• [Data lines]:
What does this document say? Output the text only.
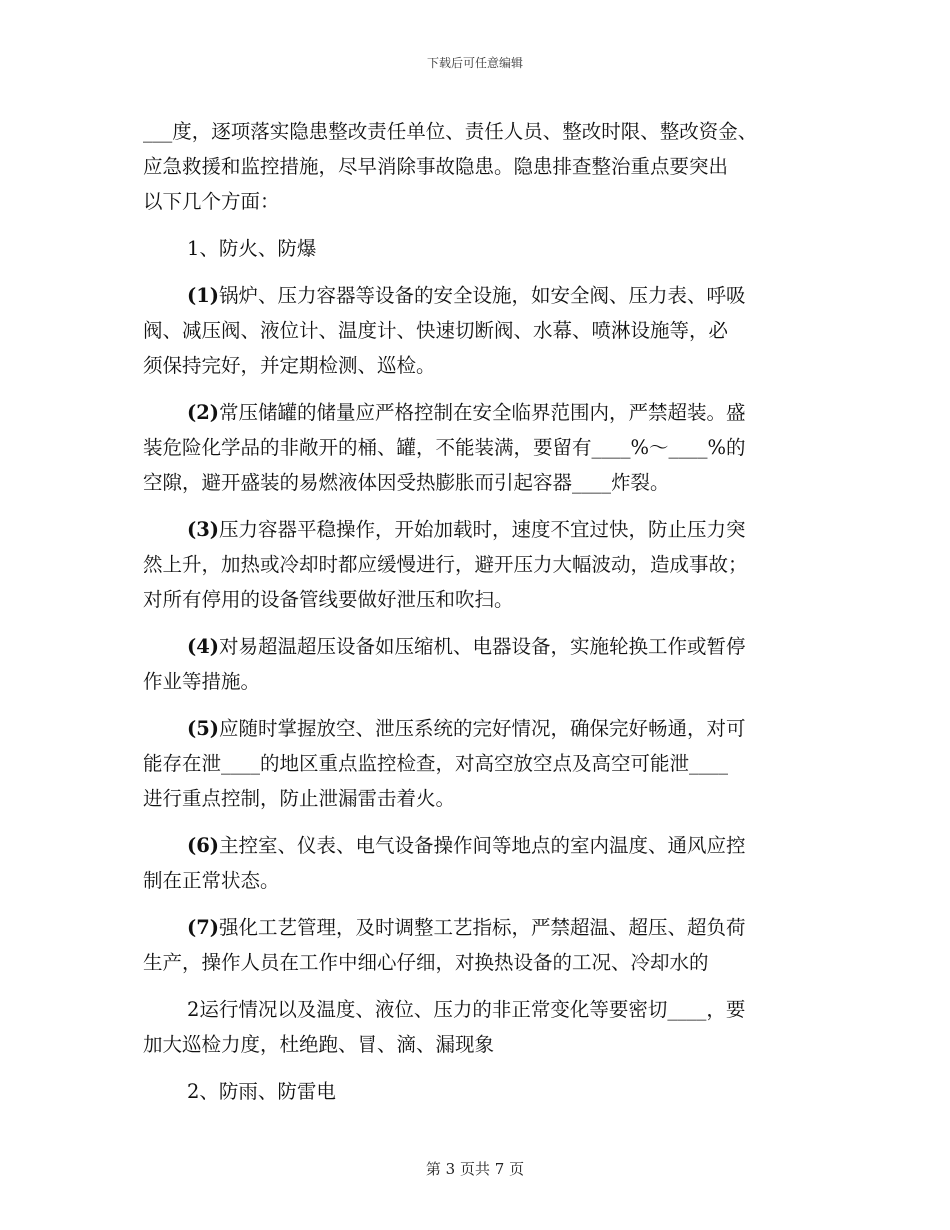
下载后可任意编辑
___度，逐项落实隐患整改责任单位、责任人员、整改时限、整改资金、
应急救援和监控措施，尽早消除事故隐患。隐患排查整治重点要突出
以下几个方面：
1、防火、防爆
(1)锅炉、压力容器等设备的安全设施，如安全阀、压力表、呼吸
阀、减压阀、液位计、温度计、快速切断阀、水幕、喷淋设施等，必
须保持完好，并定期检测、巡检。
(2)常压储罐的储量应严格控制在安全临界范围内，严禁超装。盛
装危险化学品的非敞开的桶、罐，不能装满，要留有____%～____%的
空隙，避开盛装的易燃液体因受热膨胀而引起容器____炸裂。
(3)压力容器平稳操作，开始加载时，速度不宜过快，防止压力突
然上升，加热或冷却时都应缓慢进行，避开压力大幅波动，造成事故；
对所有停用的设备管线要做好泄压和吹扫。
(4)对易超温超压设备如压缩机、电器设备，实施轮换工作或暂停
作业等措施。
(5)应随时掌握放空、泄压系统的完好情况，确保完好畅通，对可
能存在泄____的地区重点监控检查，对高空放空点及高空可能泄____
进行重点控制，防止泄漏雷击着火。
(6)主控室、仪表、电气设备操作间等地点的室内温度、通风应控
制在正常状态。
(7)强化工艺管理，及时调整工艺指标，严禁超温、超压、超负荷
生产，操作人员在工作中细心仔细，对换热设备的工况、冷却水的
2运行情况以及温度、液位、压力的非正常变化等要密切____，要
加大巡检力度，杜绝跑、冒、滴、漏现象
2、防雨、防雷电
第 3 页共 7 页
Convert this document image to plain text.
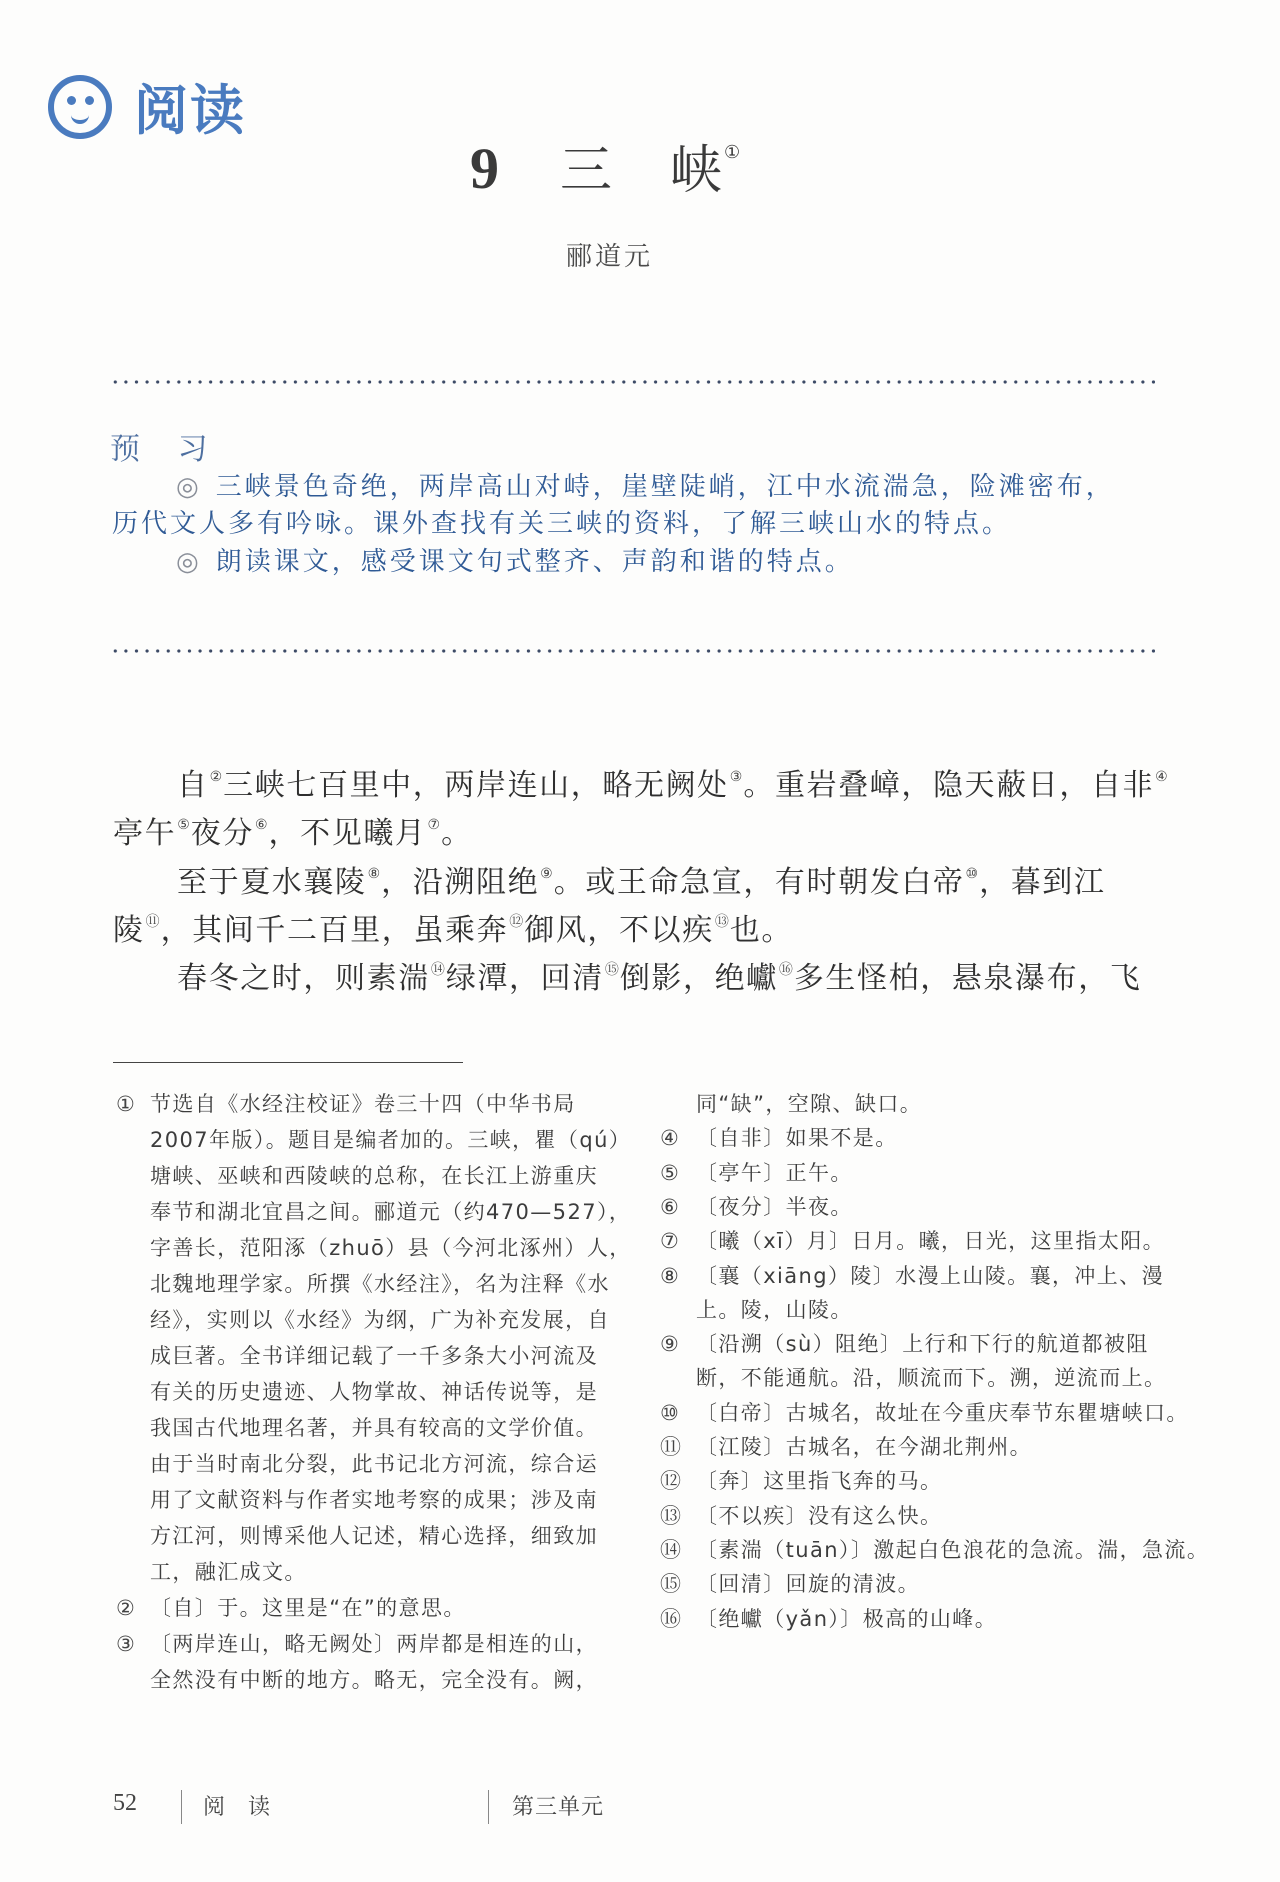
阅读
9 三 峡 ①
郦道元
预 习
◎ 三峡景色奇绝，两岸高山对峙，崖壁陡峭，江中水流湍急，险滩密布，
历代文人多有吟咏。课外查找有关三峡的资料，了解三峡山水的特点。
◎ 朗读课文，感受课文句式整齐、声韵和谐的特点。
自②三峡七百里中，两岸连山，略无阙处③。重岩叠嶂，隐天蔽日，自非④
亭午⑤夜分⑥，不见曦月⑦。
至于夏水襄陵⑧，沿溯阻绝⑨。或王命急宣，有时朝发白帝⑩，暮到江
陵⑪，其间千二百里，虽乘奔⑫御风，不以疾⑬也。
春冬之时，则素湍⑭绿潭，回清⑮倒影，绝巘⑯多生怪柏，悬泉瀑布，飞
① 节选自《水经注校证》卷三十四（中华书局
2007年版）。题目是编者加的。三峡，瞿（qú）
塘峡、巫峡和西陵峡的总称，在长江上游重庆
奉节和湖北宜昌之间。郦道元（约470—527），
字善长，范阳涿（zhuō）县（今河北涿州）人，
北魏地理学家。所撰《水经注》，名为注释《水
经》，实则以《水经》为纲，广为补充发展，自
成巨著。全书详细记载了一千多条大小河流及
有关的历史遗迹、人物掌故、神话传说等，是
我国古代地理名著，并具有较高的文学价值。
由于当时南北分裂，此书记北方河流，综合运
用了文献资料与作者实地考察的成果；涉及南
方江河，则博采他人记述，精心选择，细致加
工，融汇成文。
② 〔自〕于。这里是“在”的意思。
③ 〔两岸连山，略无阙处〕两岸都是相连的山，
全然没有中断的地方。略无，完全没有。阙，
同“缺”，空隙、缺口。
④ 〔自非〕如果不是。
⑤ 〔亭午〕正午。
⑥ 〔夜分〕半夜。
⑦ 〔曦（xī）月〕日月。曦，日光，这里指太阳。
⑧ 〔襄（xiāng）陵〕水漫上山陵。襄，冲上、漫
上。陵，山陵。
⑨ 〔沿溯（sù）阻绝〕上行和下行的航道都被阻
断，不能通航。沿，顺流而下。溯，逆流而上。
⑩ 〔白帝〕古城名，故址在今重庆奉节东瞿塘峡口。
⑪ 〔江陵〕古城名，在今湖北荆州。
⑫ 〔奔〕这里指飞奔的马。
⑬ 〔不以疾〕没有这么快。
⑭ 〔素湍（tuān）〕激起白色浪花的急流。湍，急流。
⑮ 〔回清〕回旋的清波。
⑯ 〔绝巘（yǎn）〕极高的山峰。
52	阅 读	第三单元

• [What you should do]:
Write every entry out again exactly, dropping the pictures.

• [The result]:
What does this document say? Output the text only.
下载后可任意编辑
___度，逐项落实隐患整改责任单位、责任人员、整改时限、整改资金、
应急救援和监控措施，尽早消除事故隐患。隐患排查整治重点要突出
以下几个方面：
1、防火、防爆
(1)锅炉、压力容器等设备的安全设施，如安全阀、压力表、呼吸
阀、减压阀、液位计、温度计、快速切断阀、水幕、喷淋设施等，必
须保持完好，并定期检测、巡检。
(2)常压储罐的储量应严格控制在安全临界范围内，严禁超装。盛
装危险化学品的非敞开的桶、罐，不能装满，要留有____%～____%的
空隙，避开盛装的易燃液体因受热膨胀而引起容器____炸裂。
(3)压力容器平稳操作，开始加载时，速度不宜过快，防止压力突
然上升，加热或冷却时都应缓慢进行，避开压力大幅波动，造成事故；
对所有停用的设备管线要做好泄压和吹扫。
(4)对易超温超压设备如压缩机、电器设备，实施轮换工作或暂停
作业等措施。
(5)应随时掌握放空、泄压系统的完好情况，确保完好畅通，对可
能存在泄____的地区重点监控检查，对高空放空点及高空可能泄____
进行重点控制，防止泄漏雷击着火。
(6)主控室、仪表、电气设备操作间等地点的室内温度、通风应控
制在正常状态。
(7)强化工艺管理，及时调整工艺指标，严禁超温、超压、超负荷
生产，操作人员在工作中细心仔细，对换热设备的工况、冷却水的
2运行情况以及温度、液位、压力的非正常变化等要密切____，要
加大巡检力度，杜绝跑、冒、滴、漏现象
2、防雨、防雷电
第 3 页共 7 页
Convert this document image to plain text.
阅读
9 三 峡 ①
郦道元
预 习
◎ 三峡景色奇绝，两岸高山对峙，崖壁陡峭，江中水流湍急，险滩密布，
历代文人多有吟咏。课外查找有关三峡的资料，了解三峡山水的特点。
◎ 朗读课文，感受课文句式整齐、声韵和谐的特点。
自②三峡七百里中，两岸连山，略无阙处③。重岩叠嶂，隐天蔽日，自非④
亭午⑤夜分⑥，不见曦月⑦。
至于夏水襄陵⑧，沿溯阻绝⑨。或王命急宣，有时朝发白帝⑩，暮到江
陵⑪，其间千二百里，虽乘奔⑫御风，不以疾⑬也。
春冬之时，则素湍⑭绿潭，回清⑮倒影，绝巘⑯多生怪柏，悬泉瀑布，飞
① 节选自《水经注校证》卷三十四（中华书局
2007年版）。题目是编者加的。三峡，瞿（qú）
塘峡、巫峡和西陵峡的总称，在长江上游重庆
奉节和湖北宜昌之间。郦道元（约470—527），
字善长，范阳涿（zhuō）县（今河北涿州）人，
北魏地理学家。所撰《水经注》，名为注释《水
经》，实则以《水经》为纲，广为补充发展，自
成巨著。全书详细记载了一千多条大小河流及
有关的历史遗迹、人物掌故、神话传说等，是
我国古代地理名著，并具有较高的文学价值。
由于当时南北分裂，此书记北方河流，综合运
用了文献资料与作者实地考察的成果；涉及南
方江河，则博采他人记述，精心选择，细致加
工，融汇成文。
② 〔自〕于。这里是“在”的意思。
③ 〔两岸连山，略无阙处〕两岸都是相连的山，
全然没有中断的地方。略无，完全没有。阙，
同“缺”，空隙、缺口。
④ 〔自非〕如果不是。
⑤ 〔亭午〕正午。
⑥ 〔夜分〕半夜。
⑦ 〔曦（xī）月〕日月。曦，日光，这里指太阳。
⑧ 〔襄（xiāng）陵〕水漫上山陵。襄，冲上、漫
上。陵，山陵。
⑨ 〔沿溯（sù）阻绝〕上行和下行的航道都被阻
断，不能通航。沿，顺流而下。溯，逆流而上。
⑩ 〔白帝〕古城名，故址在今重庆奉节东瞿塘峡口。
⑪ 〔江陵〕古城名，在今湖北荆州。
⑫ 〔奔〕这里指飞奔的马。
⑬ 〔不以疾〕没有这么快。
⑭ 〔素湍（tuān）〕激起白色浪花的急流。湍，急流。
⑮ 〔回清〕回旋的清波。
⑯ 〔绝巘（yǎn）〕极高的山峰。
52	阅 读	第三单元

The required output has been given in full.